**The request**
Among the entries below, count the lines where the string "title" occurs, and give only the number.

═════ Supplied data ═════

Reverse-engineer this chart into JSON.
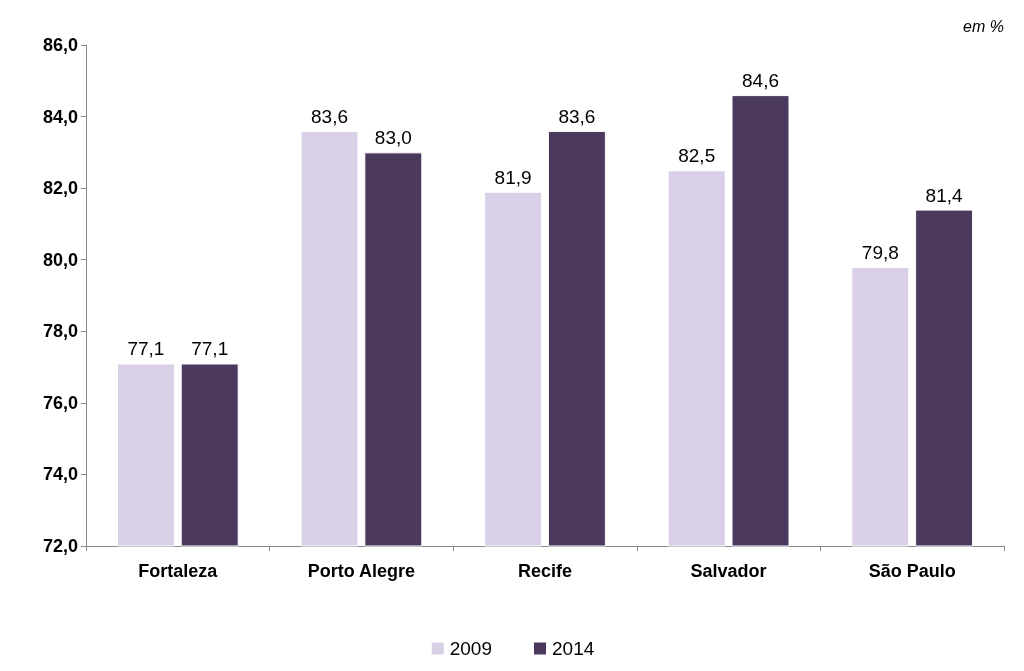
{
  "chart_data": {
    "type": "bar",
    "categories": [
      "Fortaleza",
      "Porto Alegre",
      "Recife",
      "Salvador",
      "São Paulo"
    ],
    "series": [
      {
        "name": "2009",
        "color": "#d9d0e8",
        "values": [
          77.1,
          83.6,
          81.9,
          82.5,
          79.8
        ],
        "value_labels": [
          "77,1",
          "83,6",
          "81,9",
          "82,5",
          "79,8"
        ]
      },
      {
        "name": "2014",
        "color": "#4b3a5e",
        "values": [
          77.1,
          83.0,
          83.6,
          84.6,
          81.4
        ],
        "value_labels": [
          "77,1",
          "83,0",
          "83,6",
          "84,6",
          "81,4"
        ]
      }
    ],
    "ylim": [
      72,
      86
    ],
    "yticks": [
      {
        "value": 72,
        "label": "72,0"
      },
      {
        "value": 74,
        "label": "74,0"
      },
      {
        "value": 76,
        "label": "76,0"
      },
      {
        "value": 78,
        "label": "78,0"
      },
      {
        "value": 80,
        "label": "80,0"
      },
      {
        "value": 82,
        "label": "82,0"
      },
      {
        "value": 84,
        "label": "84,0"
      },
      {
        "value": 86,
        "label": "86,0"
      }
    ],
    "annotations": [
      "em %"
    ],
    "grid": false,
    "legend": "bottom"
  }
}
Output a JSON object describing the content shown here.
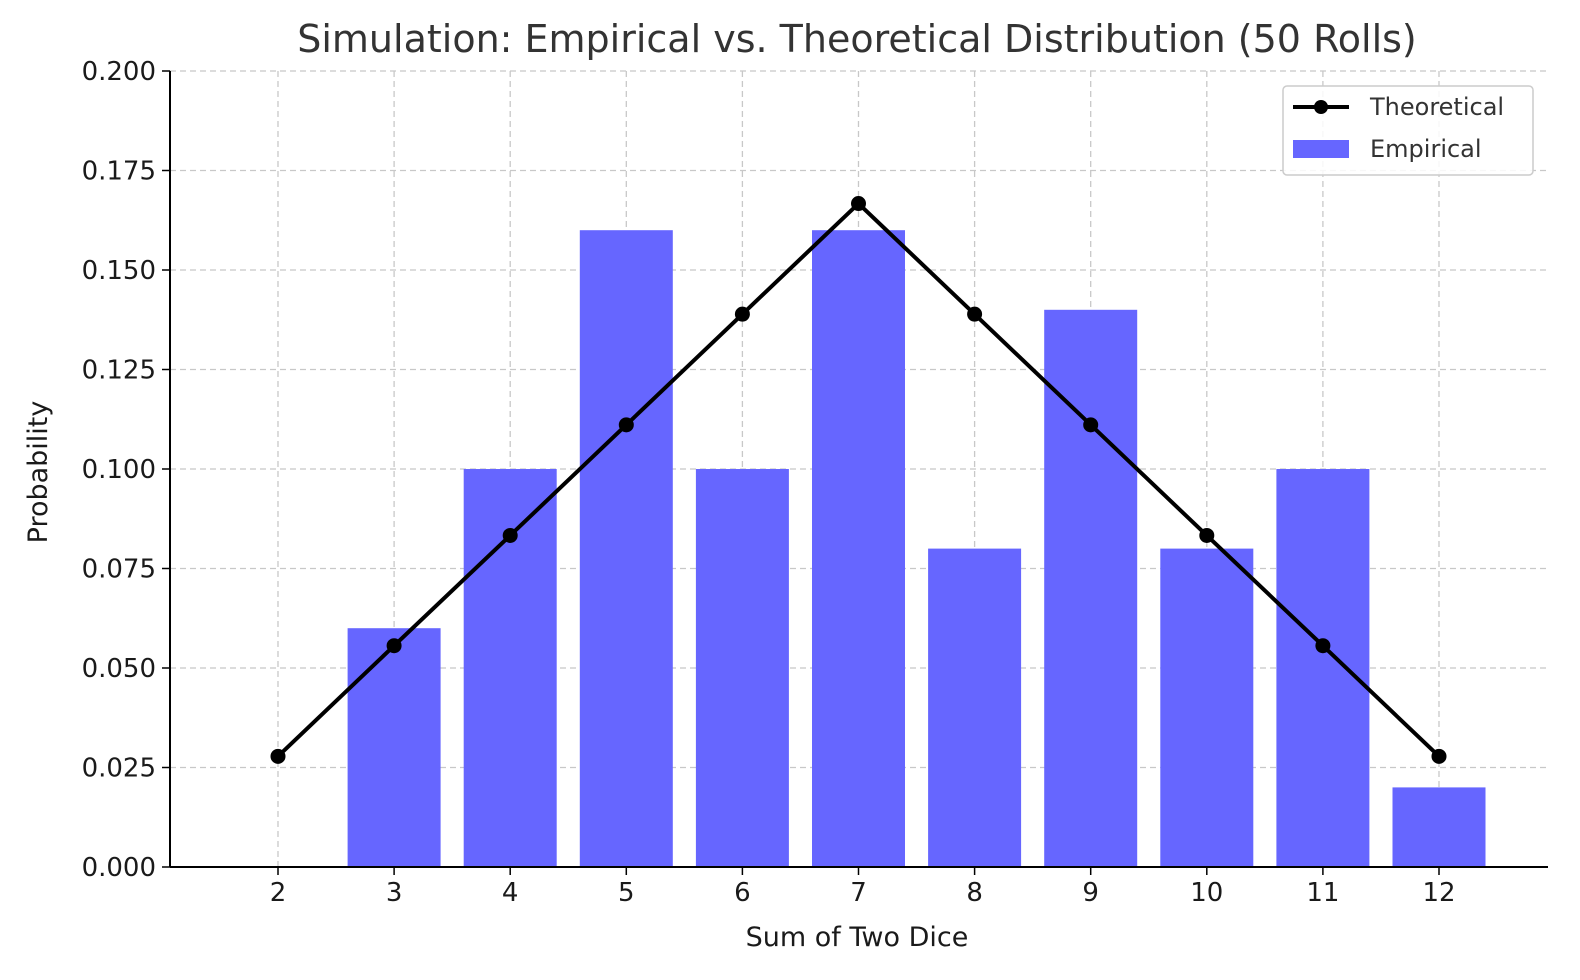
{
  "chart_data": {
    "type": "bar",
    "title": "Simulation: Empirical vs. Theoretical Distribution (50 Rolls)",
    "xlabel": "Sum of Two Dice",
    "ylabel": "Probability",
    "categories": [
      "2",
      "3",
      "4",
      "5",
      "6",
      "7",
      "8",
      "9",
      "10",
      "11",
      "12"
    ],
    "ylim": [
      0,
      0.2
    ],
    "yticks": [
      "0.000",
      "0.025",
      "0.050",
      "0.075",
      "0.100",
      "0.125",
      "0.150",
      "0.175",
      "0.200"
    ],
    "grid": true,
    "legend_position": "top-right",
    "series": [
      {
        "name": "Empirical",
        "type": "bar",
        "color": "#6666ff",
        "values": [
          0.0,
          0.06,
          0.1,
          0.16,
          0.1,
          0.16,
          0.08,
          0.14,
          0.08,
          0.1,
          0.02
        ]
      },
      {
        "name": "Theoretical",
        "type": "line",
        "color": "#000000",
        "marker": "circle",
        "values": [
          0.0278,
          0.0556,
          0.0833,
          0.1111,
          0.1389,
          0.1667,
          0.1389,
          0.1111,
          0.0833,
          0.0556,
          0.0278
        ]
      }
    ]
  }
}
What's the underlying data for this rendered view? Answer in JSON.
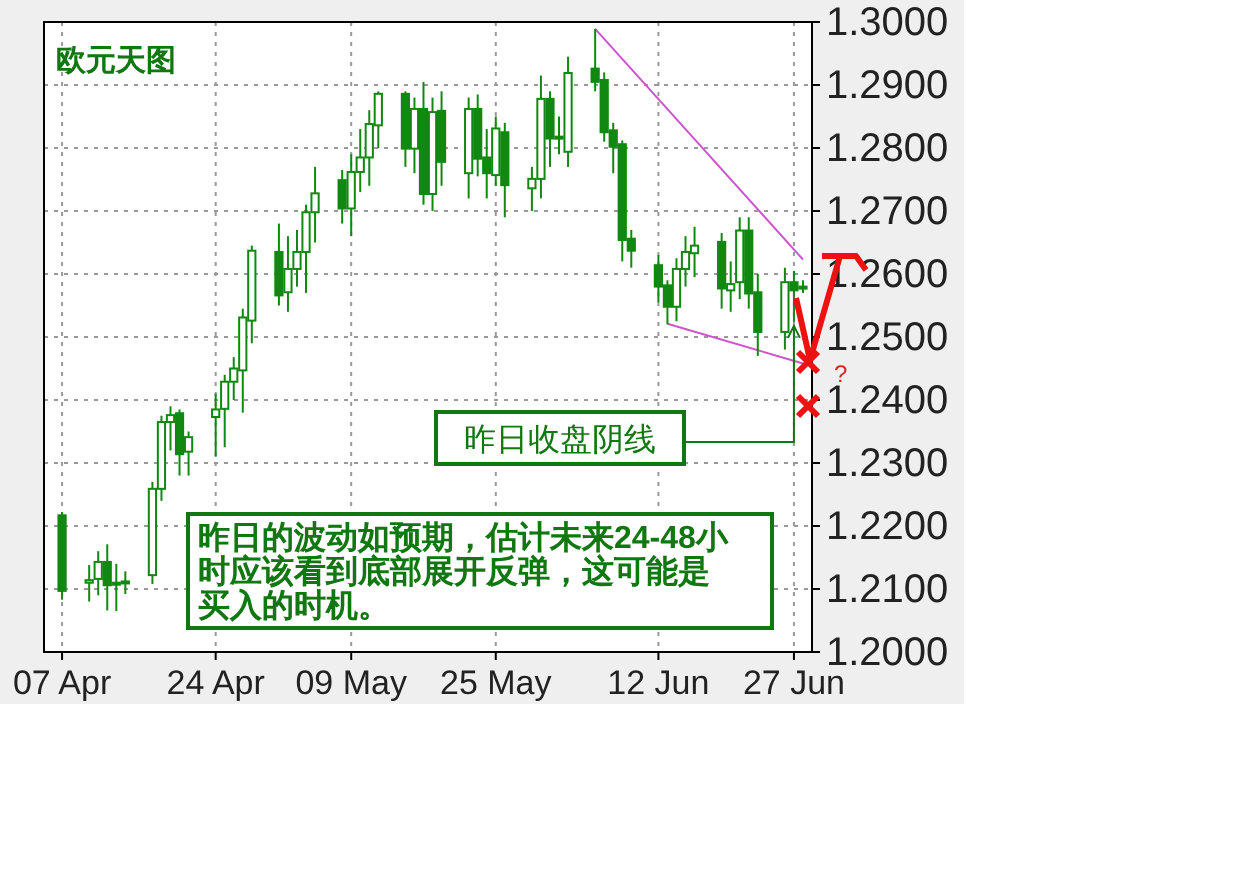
{
  "chart_data": {
    "type": "candlestick",
    "title": "欧元天图",
    "color": "#118811",
    "x": [
      "--04-07",
      "--04-10",
      "--04-11",
      "--04-12",
      "--04-13",
      "--04-14",
      "--04-17",
      "--04-18",
      "--04-19",
      "--04-20",
      "--04-21",
      "--04-24",
      "--04-25",
      "--04-26",
      "--04-27",
      "--04-28",
      "--05-01",
      "--05-02",
      "--05-03",
      "--05-04",
      "--05-05",
      "--05-08",
      "--05-09",
      "--05-10",
      "--05-11",
      "--05-12",
      "--05-15",
      "--05-16",
      "--05-17",
      "--05-18",
      "--05-19",
      "--05-22",
      "--05-23",
      "--05-24",
      "--05-25",
      "--05-26",
      "--05-29",
      "--05-30",
      "--05-31",
      "--06-01",
      "--06-02",
      "--06-05",
      "--06-06",
      "--06-07",
      "--06-08",
      "--06-09",
      "--06-12",
      "--06-13",
      "--06-14",
      "--06-15",
      "--06-16",
      "--06-19",
      "--06-20",
      "--06-21",
      "--06-22",
      "--06-23",
      "--06-26",
      "--06-27",
      "--06-28"
    ],
    "ohlc": [
      [
        1.2217,
        1.2222,
        1.2083,
        1.2097
      ],
      [
        1.211,
        1.2138,
        1.208,
        1.2114
      ],
      [
        1.2116,
        1.216,
        1.209,
        1.2143
      ],
      [
        1.2143,
        1.2171,
        1.2066,
        1.2106
      ],
      [
        1.2107,
        1.214,
        1.2065,
        1.211
      ],
      [
        1.211,
        1.2128,
        1.2092,
        1.2112
      ],
      [
        1.2122,
        1.227,
        1.2108,
        1.2259
      ],
      [
        1.2259,
        1.2375,
        1.224,
        1.2365
      ],
      [
        1.2365,
        1.239,
        1.232,
        1.2376
      ],
      [
        1.2379,
        1.2385,
        1.228,
        1.2314
      ],
      [
        1.2318,
        1.235,
        1.228,
        1.2341
      ],
      [
        1.2373,
        1.241,
        1.231,
        1.2385
      ],
      [
        1.2386,
        1.244,
        1.2325,
        1.2429
      ],
      [
        1.2429,
        1.2468,
        1.24,
        1.245
      ],
      [
        1.2447,
        1.2545,
        1.238,
        1.2531
      ],
      [
        1.2526,
        1.2645,
        1.249,
        1.2637
      ],
      [
        1.2635,
        1.268,
        1.255,
        1.2566
      ],
      [
        1.2571,
        1.266,
        1.254,
        1.2608
      ],
      [
        1.2608,
        1.267,
        1.258,
        1.2635
      ],
      [
        1.2635,
        1.271,
        1.257,
        1.2698
      ],
      [
        1.2698,
        1.277,
        1.265,
        1.2728
      ],
      [
        1.2749,
        1.2765,
        1.268,
        1.2704
      ],
      [
        1.2704,
        1.279,
        1.266,
        1.2762
      ],
      [
        1.2762,
        1.283,
        1.273,
        1.2785
      ],
      [
        1.2785,
        1.286,
        1.274,
        1.2838
      ],
      [
        1.2836,
        1.289,
        1.28,
        1.2886
      ],
      [
        1.2886,
        1.289,
        1.277,
        1.2799
      ],
      [
        1.2799,
        1.288,
        1.276,
        1.2862
      ],
      [
        1.2862,
        1.2905,
        1.271,
        1.2727
      ],
      [
        1.2727,
        1.288,
        1.27,
        1.2857
      ],
      [
        1.2859,
        1.289,
        1.274,
        1.2778
      ],
      [
        1.276,
        1.288,
        1.272,
        1.2862
      ],
      [
        1.2862,
        1.2885,
        1.2755,
        1.2783
      ],
      [
        1.2785,
        1.283,
        1.272,
        1.276
      ],
      [
        1.2757,
        1.285,
        1.274,
        1.2831
      ],
      [
        1.2825,
        1.284,
        1.269,
        1.2741
      ],
      [
        1.2736,
        1.277,
        1.27,
        1.2751
      ],
      [
        1.2751,
        1.2915,
        1.272,
        1.2878
      ],
      [
        1.2878,
        1.289,
        1.277,
        1.2815
      ],
      [
        1.2817,
        1.285,
        1.279,
        1.2818
      ],
      [
        1.2794,
        1.2945,
        1.277,
        1.2919
      ],
      [
        1.2926,
        1.2989,
        1.289,
        1.2905
      ],
      [
        1.2908,
        1.292,
        1.281,
        1.2825
      ],
      [
        1.2828,
        1.284,
        1.276,
        1.2802
      ],
      [
        1.2806,
        1.2812,
        1.262,
        1.2654
      ],
      [
        1.2656,
        1.267,
        1.261,
        1.2637
      ],
      [
        1.2614,
        1.263,
        1.2555,
        1.258
      ],
      [
        1.2582,
        1.259,
        1.252,
        1.2548
      ],
      [
        1.2548,
        1.2625,
        1.2525,
        1.2608
      ],
      [
        1.2608,
        1.266,
        1.258,
        1.2635
      ],
      [
        1.2633,
        1.2675,
        1.2595,
        1.2645
      ],
      [
        1.2651,
        1.2665,
        1.2545,
        1.2577
      ],
      [
        1.2574,
        1.262,
        1.254,
        1.2584
      ],
      [
        1.2587,
        1.269,
        1.256,
        1.2669
      ],
      [
        1.2669,
        1.269,
        1.2545,
        1.2569
      ],
      [
        1.2571,
        1.26,
        1.247,
        1.2508
      ],
      [
        1.2508,
        1.261,
        1.248,
        1.2587
      ],
      [
        1.2587,
        1.2605,
        1.2524,
        1.2574
      ],
      [
        1.2578,
        1.259,
        1.257,
        1.258
      ]
    ],
    "series": [
      {
        "type": "line",
        "color": "#cc55cc",
        "x": [
          "--06-05",
          "--06-28"
        ],
        "values": [
          1.2989,
          1.2623
        ]
      },
      {
        "type": "line",
        "color": "#cc55cc",
        "x": [
          "--06-13",
          "--06-28"
        ],
        "values": [
          1.2521,
          1.2458
        ]
      }
    ],
    "xlim": [
      "--04-05",
      "--06-29"
    ],
    "ylim": [
      1.2,
      1.3
    ],
    "yticks": [
      {
        "value": 1.2,
        "label": "1.2000"
      },
      {
        "value": 1.21,
        "label": "1.2100"
      },
      {
        "value": 1.22,
        "label": "1.2200"
      },
      {
        "value": 1.23,
        "label": "1.2300"
      },
      {
        "value": 1.24,
        "label": "1.2400"
      },
      {
        "value": 1.25,
        "label": "1.2500"
      },
      {
        "value": 1.26,
        "label": "1.2600"
      },
      {
        "value": 1.27,
        "label": "1.2700"
      },
      {
        "value": 1.28,
        "label": "1.2800"
      },
      {
        "value": 1.29,
        "label": "1.2900"
      },
      {
        "value": 1.3,
        "label": "1.3000"
      }
    ],
    "xticks": [
      {
        "value": "--04-07",
        "label": "07 Apr"
      },
      {
        "value": "--04-24",
        "label": "24 Apr"
      },
      {
        "value": "--05-09",
        "label": "09 May"
      },
      {
        "value": "--05-25",
        "label": "25 May"
      },
      {
        "value": "--06-12",
        "label": "12 Jun"
      },
      {
        "value": "--06-27",
        "label": "27 Jun"
      }
    ],
    "grid": true,
    "annotations": [
      {
        "text": "昨日收盘阴线",
        "x": "--06-27",
        "y": 1.2524
      },
      "昨日的波动如预期，估计未来24-48小时应该看到底部展开反弹，这可能是买入的时机。",
      "?"
    ]
  }
}
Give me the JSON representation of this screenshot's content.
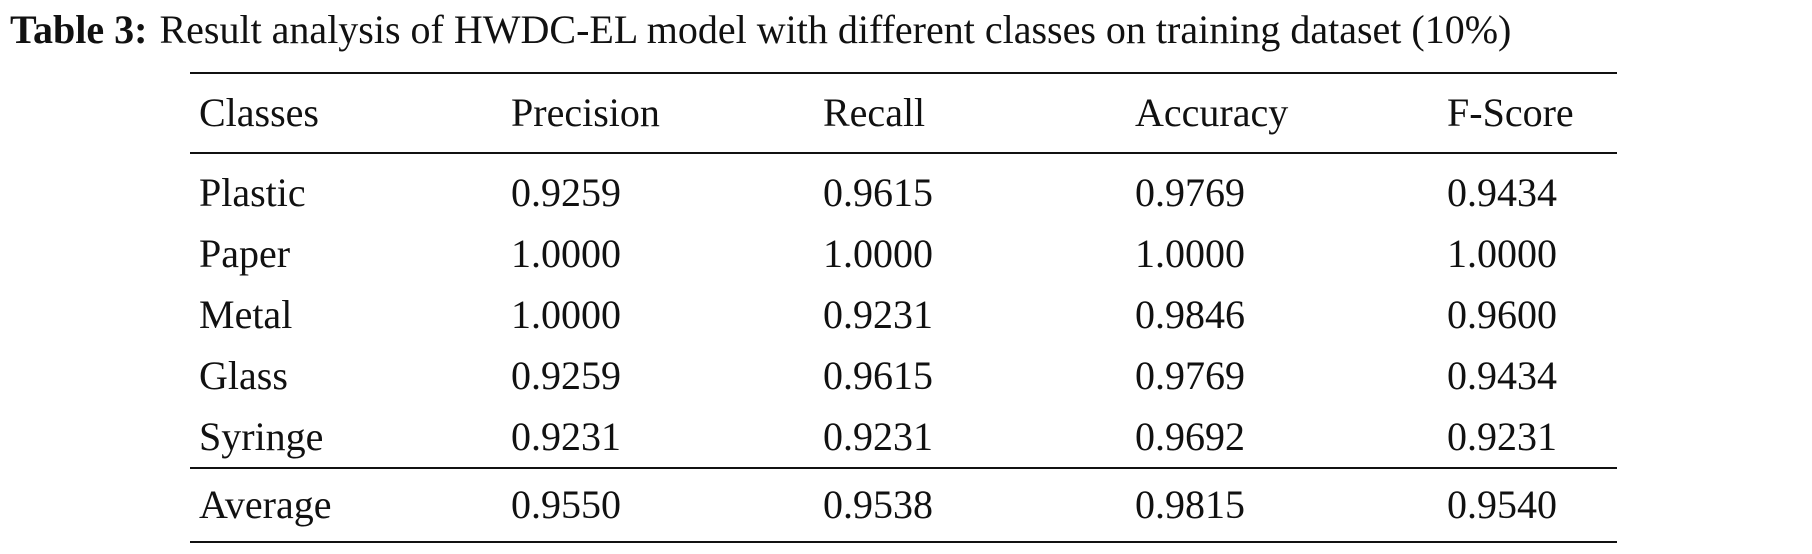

═════

**Complete answer**
2